--- Material ---
■ ■ ■ ■ ■ ■ ■

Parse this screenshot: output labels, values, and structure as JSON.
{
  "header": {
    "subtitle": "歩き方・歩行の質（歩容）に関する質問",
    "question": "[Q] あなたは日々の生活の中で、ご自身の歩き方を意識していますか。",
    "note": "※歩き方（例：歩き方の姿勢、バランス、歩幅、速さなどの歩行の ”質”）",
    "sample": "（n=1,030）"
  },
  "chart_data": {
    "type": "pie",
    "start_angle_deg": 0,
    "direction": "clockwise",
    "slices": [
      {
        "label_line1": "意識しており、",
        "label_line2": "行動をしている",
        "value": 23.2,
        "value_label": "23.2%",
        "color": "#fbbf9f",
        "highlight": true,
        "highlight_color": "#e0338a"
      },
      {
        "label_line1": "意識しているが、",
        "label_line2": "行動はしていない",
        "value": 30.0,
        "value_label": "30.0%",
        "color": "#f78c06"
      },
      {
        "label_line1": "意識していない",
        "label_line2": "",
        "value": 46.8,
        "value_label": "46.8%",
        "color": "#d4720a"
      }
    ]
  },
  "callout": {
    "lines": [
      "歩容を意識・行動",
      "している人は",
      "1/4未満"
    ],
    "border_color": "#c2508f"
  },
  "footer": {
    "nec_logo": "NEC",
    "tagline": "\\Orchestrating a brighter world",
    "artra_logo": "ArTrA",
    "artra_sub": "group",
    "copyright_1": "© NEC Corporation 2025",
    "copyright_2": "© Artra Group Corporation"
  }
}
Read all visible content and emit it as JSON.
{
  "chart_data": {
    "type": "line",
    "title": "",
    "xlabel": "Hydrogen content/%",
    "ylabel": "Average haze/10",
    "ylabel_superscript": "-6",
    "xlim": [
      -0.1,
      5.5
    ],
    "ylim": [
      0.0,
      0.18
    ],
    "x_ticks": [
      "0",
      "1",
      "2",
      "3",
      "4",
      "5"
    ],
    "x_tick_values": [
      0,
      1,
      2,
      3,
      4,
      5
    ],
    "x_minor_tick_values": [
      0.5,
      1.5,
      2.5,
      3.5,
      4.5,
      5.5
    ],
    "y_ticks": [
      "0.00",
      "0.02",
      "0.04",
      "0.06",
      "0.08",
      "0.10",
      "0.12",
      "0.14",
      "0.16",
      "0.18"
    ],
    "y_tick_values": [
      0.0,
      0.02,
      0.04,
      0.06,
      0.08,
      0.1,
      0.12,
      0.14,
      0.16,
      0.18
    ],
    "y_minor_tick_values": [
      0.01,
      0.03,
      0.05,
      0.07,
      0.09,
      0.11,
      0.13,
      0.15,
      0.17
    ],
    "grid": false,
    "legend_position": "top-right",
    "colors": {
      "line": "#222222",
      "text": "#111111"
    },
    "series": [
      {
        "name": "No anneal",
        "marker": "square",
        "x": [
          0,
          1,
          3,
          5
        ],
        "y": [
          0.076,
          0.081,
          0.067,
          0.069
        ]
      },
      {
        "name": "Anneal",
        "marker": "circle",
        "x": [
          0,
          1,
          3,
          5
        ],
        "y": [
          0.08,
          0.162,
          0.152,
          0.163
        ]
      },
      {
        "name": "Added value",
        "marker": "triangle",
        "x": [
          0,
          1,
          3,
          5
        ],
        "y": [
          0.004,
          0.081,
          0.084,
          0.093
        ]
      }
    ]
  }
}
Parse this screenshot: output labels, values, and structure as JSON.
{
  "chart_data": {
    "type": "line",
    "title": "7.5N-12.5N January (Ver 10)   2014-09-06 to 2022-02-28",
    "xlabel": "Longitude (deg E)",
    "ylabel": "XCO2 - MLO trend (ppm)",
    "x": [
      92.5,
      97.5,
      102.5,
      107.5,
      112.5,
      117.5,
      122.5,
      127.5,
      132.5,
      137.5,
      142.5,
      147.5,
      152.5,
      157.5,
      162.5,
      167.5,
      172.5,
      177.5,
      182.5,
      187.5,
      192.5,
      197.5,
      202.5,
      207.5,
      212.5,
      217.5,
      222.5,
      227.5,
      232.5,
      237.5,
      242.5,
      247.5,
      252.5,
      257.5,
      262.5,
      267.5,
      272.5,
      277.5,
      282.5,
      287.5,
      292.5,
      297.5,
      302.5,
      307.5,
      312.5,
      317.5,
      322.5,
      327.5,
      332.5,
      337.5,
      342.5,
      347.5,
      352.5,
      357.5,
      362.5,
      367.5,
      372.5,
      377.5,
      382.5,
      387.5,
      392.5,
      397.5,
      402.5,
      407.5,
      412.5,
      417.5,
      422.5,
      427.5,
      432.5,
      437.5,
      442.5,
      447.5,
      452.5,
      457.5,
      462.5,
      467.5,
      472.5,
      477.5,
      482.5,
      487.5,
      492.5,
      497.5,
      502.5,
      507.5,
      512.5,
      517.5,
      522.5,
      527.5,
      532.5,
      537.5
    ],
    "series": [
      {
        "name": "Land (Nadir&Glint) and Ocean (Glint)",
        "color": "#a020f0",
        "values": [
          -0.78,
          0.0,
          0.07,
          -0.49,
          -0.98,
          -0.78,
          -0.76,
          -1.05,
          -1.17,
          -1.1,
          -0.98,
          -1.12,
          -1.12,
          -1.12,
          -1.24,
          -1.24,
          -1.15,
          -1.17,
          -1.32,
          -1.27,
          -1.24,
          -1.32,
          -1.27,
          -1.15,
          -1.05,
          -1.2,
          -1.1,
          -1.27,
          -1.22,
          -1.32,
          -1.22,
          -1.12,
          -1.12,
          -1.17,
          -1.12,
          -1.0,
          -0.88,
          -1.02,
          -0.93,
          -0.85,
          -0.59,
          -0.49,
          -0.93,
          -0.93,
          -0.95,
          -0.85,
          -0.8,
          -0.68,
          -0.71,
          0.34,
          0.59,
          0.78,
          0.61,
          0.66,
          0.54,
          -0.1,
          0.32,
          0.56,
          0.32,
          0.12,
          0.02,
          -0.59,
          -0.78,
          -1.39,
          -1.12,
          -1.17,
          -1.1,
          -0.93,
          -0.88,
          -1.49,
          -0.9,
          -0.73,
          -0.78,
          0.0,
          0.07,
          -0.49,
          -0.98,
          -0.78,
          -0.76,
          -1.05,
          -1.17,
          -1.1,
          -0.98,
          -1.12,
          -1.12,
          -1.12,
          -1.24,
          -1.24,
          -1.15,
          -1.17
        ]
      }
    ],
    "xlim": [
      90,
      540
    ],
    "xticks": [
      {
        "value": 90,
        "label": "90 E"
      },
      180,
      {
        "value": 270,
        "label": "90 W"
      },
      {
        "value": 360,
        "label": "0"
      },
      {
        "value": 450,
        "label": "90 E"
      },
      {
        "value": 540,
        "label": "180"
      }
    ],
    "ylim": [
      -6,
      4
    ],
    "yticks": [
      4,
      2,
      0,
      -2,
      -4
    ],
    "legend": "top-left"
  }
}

■ ■ ■ ■ ■ ■ ■

--- Exercise requirements ---
Count the lines that hold the string "content", and reply with that number alone.

--- Answer in full ---
2